» Task directions:
Gather up the lines that contain "name".

» Records supplied:
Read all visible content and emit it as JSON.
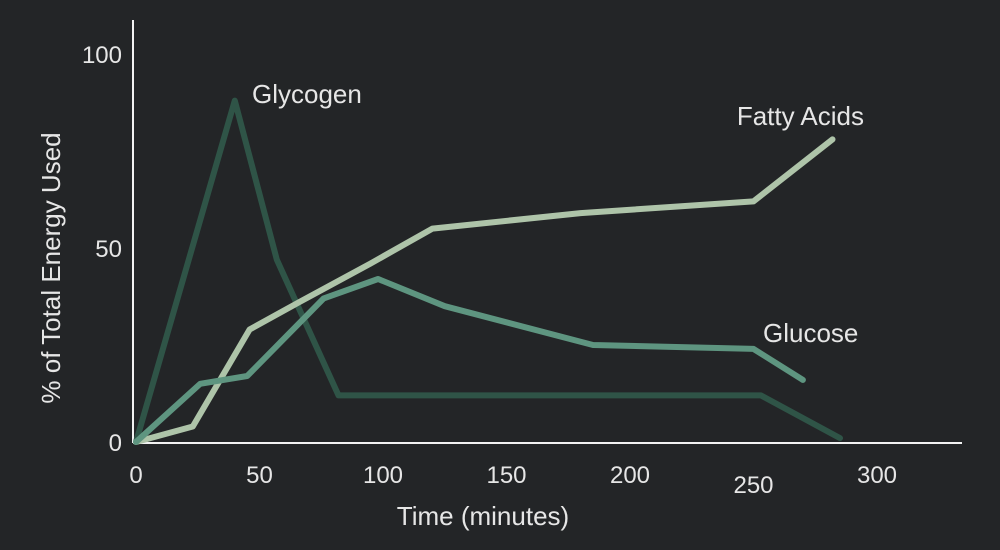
{
  "chart_data": {
    "type": "line",
    "title": "",
    "xlabel": "Time (minutes)",
    "ylabel": "% of Total Energy Used",
    "xlim": [
      0,
      335
    ],
    "ylim": [
      0,
      100
    ],
    "grid": false,
    "legend": "inline labels",
    "x_ticks": [
      {
        "value": 0,
        "label": "0"
      },
      {
        "value": 50,
        "label": "50"
      },
      {
        "value": 100,
        "label": "100"
      },
      {
        "value": 150,
        "label": "150"
      },
      {
        "value": 200,
        "label": "200"
      },
      {
        "value": 250,
        "label": "250"
      },
      {
        "value": 300,
        "label": "300"
      }
    ],
    "y_ticks": [
      {
        "value": 0,
        "label": "0"
      },
      {
        "value": 50,
        "label": "50"
      },
      {
        "value": 100,
        "label": "100"
      }
    ],
    "series": [
      {
        "name": "Glycogen",
        "color": "#2f5447",
        "points": [
          [
            0,
            0
          ],
          [
            40,
            88
          ],
          [
            57,
            47
          ],
          [
            82,
            12
          ],
          [
            253,
            12
          ],
          [
            285,
            1
          ]
        ]
      },
      {
        "name": "Fatty Acids",
        "color": "#aec4a9",
        "points": [
          [
            0,
            0
          ],
          [
            23,
            4
          ],
          [
            46,
            29
          ],
          [
            66,
            36
          ],
          [
            95,
            46
          ],
          [
            120,
            55
          ],
          [
            180,
            59
          ],
          [
            250,
            62
          ],
          [
            282,
            78
          ]
        ]
      },
      {
        "name": "Glucose",
        "color": "#5e9580",
        "points": [
          [
            0,
            0
          ],
          [
            26,
            15
          ],
          [
            45,
            17
          ],
          [
            76,
            37
          ],
          [
            98,
            42
          ],
          [
            125,
            35
          ],
          [
            185,
            25
          ],
          [
            250,
            24
          ],
          [
            270,
            16
          ]
        ]
      }
    ]
  }
}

» Final result:
        "name": "Glycogen",
        "name": "Fatty Acids",
        "name": "Glucose",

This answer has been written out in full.